Reading passage -
The Dabur Chyawanprash child can brave the chill wind coming in from the open window while the normal child, although well covered, catches a cold. The brand positioning witnessed a further progression from a provider of immunity for children to the protection of the entire family and keeping them active. The television campaign  showed a the brand Dabur Chyawan prash family challenging a group of brash young boys to a game of basketball in the rain, and emerge the winner and the catchline says, “Bimariyan Door, Josh Bharpur”.

Connecting Brand Faces
In 2003 Dabur roped in Amitabh Bachchan as the group’s brand ambassador. Brand core message of ‘Androoni Shakti’ introduced in the form of ‘veer ras’ along with Amitabh Bachchan introduced Dabur Chyawanprash’s new pack on everyday heroes.

The idea was based on the fact that there’s a hero in all of us and by having Dabur Chyawanprash, this hero manifests itself in everyday situations. The campaign also had an aggressive baseline that said, ‘raho zindagi ke liye hardum tayyar’.

Data shown -
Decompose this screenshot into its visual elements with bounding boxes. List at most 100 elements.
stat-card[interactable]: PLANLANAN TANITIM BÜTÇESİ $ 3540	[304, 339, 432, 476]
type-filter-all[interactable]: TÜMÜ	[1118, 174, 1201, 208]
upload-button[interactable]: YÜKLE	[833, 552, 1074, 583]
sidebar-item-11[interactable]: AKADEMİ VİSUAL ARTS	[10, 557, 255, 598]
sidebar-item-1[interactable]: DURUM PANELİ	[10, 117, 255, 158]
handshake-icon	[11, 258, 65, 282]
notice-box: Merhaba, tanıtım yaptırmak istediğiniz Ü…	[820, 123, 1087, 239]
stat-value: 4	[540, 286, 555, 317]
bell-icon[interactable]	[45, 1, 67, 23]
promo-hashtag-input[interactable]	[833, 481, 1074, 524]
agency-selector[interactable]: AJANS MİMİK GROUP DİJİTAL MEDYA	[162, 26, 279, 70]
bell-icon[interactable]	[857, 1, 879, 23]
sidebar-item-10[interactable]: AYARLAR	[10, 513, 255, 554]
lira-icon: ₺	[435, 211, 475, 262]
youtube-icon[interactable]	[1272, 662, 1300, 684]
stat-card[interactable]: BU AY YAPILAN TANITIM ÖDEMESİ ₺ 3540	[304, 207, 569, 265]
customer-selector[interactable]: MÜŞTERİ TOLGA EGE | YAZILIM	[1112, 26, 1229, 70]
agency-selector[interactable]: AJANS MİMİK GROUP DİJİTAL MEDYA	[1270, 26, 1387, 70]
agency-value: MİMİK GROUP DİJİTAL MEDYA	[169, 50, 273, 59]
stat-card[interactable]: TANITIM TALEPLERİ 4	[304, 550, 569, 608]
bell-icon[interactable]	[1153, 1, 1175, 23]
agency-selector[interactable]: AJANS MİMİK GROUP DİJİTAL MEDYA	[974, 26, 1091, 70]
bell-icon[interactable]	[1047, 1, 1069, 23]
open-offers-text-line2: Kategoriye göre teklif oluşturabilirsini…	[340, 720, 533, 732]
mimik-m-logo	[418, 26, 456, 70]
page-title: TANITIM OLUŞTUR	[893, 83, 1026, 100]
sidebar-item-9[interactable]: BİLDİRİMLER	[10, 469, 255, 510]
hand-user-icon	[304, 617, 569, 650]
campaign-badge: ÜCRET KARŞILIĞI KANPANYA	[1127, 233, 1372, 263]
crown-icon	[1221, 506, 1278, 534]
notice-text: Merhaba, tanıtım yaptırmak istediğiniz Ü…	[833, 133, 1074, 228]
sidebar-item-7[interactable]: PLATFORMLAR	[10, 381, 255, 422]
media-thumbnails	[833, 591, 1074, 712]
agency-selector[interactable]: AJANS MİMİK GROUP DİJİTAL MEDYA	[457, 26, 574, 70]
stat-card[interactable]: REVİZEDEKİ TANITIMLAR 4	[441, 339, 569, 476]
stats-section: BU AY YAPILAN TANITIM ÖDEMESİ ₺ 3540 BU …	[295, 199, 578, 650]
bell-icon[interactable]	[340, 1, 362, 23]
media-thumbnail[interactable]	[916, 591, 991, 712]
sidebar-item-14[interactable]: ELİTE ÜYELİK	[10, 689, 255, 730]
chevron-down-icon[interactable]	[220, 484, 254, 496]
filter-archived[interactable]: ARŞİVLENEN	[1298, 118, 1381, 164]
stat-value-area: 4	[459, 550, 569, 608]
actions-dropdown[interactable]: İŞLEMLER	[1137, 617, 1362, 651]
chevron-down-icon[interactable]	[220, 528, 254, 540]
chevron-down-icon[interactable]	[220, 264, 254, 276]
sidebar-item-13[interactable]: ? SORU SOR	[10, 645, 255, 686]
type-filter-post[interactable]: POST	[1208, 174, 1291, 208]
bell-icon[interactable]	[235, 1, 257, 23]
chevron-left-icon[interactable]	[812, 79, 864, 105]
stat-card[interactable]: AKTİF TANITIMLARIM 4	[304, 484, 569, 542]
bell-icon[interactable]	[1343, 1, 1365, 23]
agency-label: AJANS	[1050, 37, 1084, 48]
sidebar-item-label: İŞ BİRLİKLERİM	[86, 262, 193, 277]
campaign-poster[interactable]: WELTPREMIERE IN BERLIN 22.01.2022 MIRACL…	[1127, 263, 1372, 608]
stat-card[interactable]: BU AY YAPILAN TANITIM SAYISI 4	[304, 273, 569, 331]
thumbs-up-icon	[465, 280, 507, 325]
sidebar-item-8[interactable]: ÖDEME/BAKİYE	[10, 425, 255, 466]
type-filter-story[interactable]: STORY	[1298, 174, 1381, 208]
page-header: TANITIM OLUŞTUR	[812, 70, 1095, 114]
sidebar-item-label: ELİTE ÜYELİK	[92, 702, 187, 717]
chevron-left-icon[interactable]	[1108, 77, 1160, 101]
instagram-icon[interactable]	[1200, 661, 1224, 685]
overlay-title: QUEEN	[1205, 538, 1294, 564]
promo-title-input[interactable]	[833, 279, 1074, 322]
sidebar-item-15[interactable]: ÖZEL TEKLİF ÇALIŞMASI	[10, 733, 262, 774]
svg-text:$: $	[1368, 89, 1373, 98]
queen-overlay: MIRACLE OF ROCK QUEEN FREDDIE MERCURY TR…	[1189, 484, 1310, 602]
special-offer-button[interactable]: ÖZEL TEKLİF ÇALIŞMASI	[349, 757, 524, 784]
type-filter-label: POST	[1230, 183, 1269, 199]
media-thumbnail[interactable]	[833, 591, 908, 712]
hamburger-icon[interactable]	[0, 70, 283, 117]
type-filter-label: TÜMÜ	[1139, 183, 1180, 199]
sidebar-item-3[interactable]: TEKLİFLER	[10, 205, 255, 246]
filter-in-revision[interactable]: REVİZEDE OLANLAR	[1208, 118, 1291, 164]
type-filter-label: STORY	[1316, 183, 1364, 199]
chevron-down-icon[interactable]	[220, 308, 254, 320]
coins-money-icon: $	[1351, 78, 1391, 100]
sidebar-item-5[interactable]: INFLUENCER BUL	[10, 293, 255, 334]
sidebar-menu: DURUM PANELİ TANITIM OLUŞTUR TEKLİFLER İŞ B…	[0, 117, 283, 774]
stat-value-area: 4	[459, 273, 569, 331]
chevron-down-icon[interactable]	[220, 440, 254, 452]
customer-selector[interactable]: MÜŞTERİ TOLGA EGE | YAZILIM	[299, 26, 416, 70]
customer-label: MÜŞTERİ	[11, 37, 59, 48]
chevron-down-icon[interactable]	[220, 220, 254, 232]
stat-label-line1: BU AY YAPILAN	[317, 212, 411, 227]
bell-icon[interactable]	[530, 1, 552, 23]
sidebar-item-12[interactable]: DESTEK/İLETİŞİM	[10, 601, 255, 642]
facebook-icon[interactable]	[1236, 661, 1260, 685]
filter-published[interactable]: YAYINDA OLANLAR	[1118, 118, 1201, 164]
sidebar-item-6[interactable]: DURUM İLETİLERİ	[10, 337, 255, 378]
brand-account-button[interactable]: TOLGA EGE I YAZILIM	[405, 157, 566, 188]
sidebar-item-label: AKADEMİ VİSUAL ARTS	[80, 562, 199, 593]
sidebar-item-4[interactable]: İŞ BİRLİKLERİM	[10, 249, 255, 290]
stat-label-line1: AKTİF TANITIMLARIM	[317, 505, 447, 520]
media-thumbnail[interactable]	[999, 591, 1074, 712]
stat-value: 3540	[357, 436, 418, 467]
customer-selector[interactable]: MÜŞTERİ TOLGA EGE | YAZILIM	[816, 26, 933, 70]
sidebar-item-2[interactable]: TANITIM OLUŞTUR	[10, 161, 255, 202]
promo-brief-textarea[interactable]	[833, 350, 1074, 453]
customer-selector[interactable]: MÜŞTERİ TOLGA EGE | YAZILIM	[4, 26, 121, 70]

Task set -
**a.** According to the passage on Dabur Chyawanprash, why did the campaign with Amitabh Bachchan center on everyday heroes? Answer in one to three sentences.
**b.** Do these statements agree with the passage on Dabur Chyawanprash? Answer yes or no for each, and quote the words that decide it.
(i) In 2003 Dabur made Amitabh Bachchan the group's brand ambassador.
(ii) The brand stayed positioned only as a provider of immunity for children.
(iii) In the television campaign, the Dabur Chyawanprash family loses the basketball game to the young boys.

Results for the exercise -
**a.** The idea rested on the belief that there is a hero in all of us. By having Dabur Chyawanprash, that hero shows itself in everyday situations.

**b.**
(i) Yes: "In 2003 Dabur roped in Amitabh Bachchan as the group’s brand ambassador."
(ii) No: "The brand positioning witnessed a further progression from a provider of immunity for children to the protection of the entire family and keeping them active."
(iii) No: "and emerge the winner"